▶ _PROBLEM_
Show, in full, each line of the data that contains "zgaśnie".

▶ _Excerpt from a dataset_
• • •

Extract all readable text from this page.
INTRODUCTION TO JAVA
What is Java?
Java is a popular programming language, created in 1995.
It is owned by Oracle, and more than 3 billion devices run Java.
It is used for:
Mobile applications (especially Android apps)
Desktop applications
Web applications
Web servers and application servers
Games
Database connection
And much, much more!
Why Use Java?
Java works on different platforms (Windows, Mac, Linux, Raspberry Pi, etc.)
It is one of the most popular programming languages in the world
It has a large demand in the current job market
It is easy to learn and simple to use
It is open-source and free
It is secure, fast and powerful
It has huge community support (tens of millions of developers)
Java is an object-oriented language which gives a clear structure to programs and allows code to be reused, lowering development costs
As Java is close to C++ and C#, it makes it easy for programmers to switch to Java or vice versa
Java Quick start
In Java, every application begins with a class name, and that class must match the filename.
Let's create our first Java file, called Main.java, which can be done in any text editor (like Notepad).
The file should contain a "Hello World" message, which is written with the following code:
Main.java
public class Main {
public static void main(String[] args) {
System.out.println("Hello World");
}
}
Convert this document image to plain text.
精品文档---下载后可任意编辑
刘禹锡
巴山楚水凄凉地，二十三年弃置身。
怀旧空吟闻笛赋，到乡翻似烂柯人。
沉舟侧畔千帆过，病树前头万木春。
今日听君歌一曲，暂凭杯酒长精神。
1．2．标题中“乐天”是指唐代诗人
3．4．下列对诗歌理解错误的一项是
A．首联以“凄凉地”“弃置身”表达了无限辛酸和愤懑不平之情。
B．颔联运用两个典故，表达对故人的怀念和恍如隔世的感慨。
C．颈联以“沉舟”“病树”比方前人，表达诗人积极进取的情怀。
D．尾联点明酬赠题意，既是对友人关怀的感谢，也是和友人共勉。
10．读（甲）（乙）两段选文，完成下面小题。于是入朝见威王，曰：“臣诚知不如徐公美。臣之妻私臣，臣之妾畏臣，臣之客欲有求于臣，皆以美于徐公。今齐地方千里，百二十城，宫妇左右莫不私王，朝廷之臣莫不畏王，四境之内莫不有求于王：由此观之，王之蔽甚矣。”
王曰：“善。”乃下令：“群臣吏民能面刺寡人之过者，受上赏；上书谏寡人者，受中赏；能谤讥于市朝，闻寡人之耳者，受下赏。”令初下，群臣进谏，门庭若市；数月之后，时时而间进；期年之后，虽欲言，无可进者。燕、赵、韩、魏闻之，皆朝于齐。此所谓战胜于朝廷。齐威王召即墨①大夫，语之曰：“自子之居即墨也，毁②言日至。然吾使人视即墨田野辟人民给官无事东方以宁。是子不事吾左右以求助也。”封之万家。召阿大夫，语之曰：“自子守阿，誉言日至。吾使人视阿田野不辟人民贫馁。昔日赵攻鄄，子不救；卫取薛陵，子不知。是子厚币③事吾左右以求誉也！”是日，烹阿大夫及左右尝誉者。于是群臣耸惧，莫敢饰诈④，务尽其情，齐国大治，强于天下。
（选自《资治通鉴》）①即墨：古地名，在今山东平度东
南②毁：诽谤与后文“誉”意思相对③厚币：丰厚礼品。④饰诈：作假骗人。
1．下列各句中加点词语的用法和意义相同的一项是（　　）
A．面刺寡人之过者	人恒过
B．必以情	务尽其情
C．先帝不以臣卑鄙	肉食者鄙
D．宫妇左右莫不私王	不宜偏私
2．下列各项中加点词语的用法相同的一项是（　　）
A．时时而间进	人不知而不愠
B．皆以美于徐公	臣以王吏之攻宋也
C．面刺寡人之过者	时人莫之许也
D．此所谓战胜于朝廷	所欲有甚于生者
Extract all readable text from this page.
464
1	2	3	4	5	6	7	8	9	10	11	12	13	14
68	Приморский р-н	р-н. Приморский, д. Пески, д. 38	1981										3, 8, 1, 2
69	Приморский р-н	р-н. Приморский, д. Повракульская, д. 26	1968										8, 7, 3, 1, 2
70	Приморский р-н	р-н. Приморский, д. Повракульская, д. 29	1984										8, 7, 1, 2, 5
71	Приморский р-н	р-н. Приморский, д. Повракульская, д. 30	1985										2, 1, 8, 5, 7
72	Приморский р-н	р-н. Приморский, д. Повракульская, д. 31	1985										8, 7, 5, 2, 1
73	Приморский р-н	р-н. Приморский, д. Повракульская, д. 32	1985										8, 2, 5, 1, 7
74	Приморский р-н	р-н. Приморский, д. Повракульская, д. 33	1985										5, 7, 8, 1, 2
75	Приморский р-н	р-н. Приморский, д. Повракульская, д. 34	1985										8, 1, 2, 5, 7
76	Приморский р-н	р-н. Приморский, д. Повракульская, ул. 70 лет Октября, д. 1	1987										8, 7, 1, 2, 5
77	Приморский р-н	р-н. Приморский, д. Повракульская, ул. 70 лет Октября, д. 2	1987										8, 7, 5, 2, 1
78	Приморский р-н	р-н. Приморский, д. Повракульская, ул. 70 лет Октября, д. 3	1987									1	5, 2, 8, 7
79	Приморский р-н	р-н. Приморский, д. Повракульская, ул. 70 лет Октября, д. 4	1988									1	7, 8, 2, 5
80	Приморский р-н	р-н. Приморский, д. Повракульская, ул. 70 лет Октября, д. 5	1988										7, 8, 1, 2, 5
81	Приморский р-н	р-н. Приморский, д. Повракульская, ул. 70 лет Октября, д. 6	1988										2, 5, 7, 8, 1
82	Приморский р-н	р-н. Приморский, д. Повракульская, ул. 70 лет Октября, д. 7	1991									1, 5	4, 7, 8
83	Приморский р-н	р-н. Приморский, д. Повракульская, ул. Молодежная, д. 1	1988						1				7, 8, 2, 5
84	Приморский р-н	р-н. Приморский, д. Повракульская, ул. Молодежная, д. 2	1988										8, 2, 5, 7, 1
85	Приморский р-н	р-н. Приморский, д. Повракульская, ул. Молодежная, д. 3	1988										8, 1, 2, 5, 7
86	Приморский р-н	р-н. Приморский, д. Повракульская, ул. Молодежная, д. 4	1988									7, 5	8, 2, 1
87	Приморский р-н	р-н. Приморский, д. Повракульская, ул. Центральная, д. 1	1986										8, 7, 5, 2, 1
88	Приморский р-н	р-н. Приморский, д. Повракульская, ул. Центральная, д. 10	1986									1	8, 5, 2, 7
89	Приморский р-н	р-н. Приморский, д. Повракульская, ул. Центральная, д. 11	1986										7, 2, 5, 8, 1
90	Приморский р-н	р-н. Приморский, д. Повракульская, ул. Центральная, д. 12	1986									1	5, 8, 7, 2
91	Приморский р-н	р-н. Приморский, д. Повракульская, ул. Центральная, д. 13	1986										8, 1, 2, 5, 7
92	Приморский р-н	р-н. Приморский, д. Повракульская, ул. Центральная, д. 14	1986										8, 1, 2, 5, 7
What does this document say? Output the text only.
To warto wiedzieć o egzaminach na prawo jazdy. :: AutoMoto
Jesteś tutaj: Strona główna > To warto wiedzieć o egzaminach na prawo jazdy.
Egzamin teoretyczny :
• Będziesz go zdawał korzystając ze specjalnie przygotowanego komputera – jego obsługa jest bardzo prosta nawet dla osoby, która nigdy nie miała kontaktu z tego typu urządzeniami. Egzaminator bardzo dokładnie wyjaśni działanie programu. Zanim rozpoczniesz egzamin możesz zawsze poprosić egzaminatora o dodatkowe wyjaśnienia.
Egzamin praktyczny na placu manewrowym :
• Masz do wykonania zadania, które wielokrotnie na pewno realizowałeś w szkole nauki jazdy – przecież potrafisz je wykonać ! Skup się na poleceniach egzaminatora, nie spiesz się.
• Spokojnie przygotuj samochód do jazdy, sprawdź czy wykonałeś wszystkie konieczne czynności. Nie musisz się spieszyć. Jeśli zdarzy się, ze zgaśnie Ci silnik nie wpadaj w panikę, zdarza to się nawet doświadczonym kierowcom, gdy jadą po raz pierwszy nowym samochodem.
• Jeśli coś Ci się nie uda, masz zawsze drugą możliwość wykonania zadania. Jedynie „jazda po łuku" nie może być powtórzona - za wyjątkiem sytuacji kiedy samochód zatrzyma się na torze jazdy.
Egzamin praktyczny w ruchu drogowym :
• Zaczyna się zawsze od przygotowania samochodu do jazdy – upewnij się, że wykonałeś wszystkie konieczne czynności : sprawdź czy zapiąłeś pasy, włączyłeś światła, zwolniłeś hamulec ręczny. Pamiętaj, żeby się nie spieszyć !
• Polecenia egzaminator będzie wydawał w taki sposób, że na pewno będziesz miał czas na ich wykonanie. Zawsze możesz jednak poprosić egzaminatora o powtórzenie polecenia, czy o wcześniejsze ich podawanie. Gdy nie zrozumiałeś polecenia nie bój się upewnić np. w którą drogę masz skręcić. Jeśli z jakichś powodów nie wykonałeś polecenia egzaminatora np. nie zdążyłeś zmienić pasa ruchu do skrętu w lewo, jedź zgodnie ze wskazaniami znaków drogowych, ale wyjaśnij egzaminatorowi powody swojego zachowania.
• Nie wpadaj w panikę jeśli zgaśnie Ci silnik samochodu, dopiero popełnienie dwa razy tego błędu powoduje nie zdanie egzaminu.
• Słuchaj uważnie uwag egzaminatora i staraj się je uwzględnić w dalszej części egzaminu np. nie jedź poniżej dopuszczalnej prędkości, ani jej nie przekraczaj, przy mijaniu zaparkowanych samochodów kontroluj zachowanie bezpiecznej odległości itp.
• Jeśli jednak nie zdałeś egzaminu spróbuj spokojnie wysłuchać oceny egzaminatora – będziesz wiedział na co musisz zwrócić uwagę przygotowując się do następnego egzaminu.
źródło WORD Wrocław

• • •

▶ _TASK SOLUTION_
• Spokojnie przygotuj samochód do jazdy, sprawdź czy wykonałeś wszystkie konieczne czynności. Nie musisz się spieszyć. Jeśli zdarzy się, ze zgaśnie Ci silnik nie wpadaj w panikę, zdarza to się nawet doświadczonym kierowcom, gdy jadą po raz pierwszy nowym samochodem.
• Nie wpadaj w panikę jeśli zgaśnie Ci silnik samochodu, dopiero popełnienie dwa razy tego błędu powoduje nie zdanie egzaminu.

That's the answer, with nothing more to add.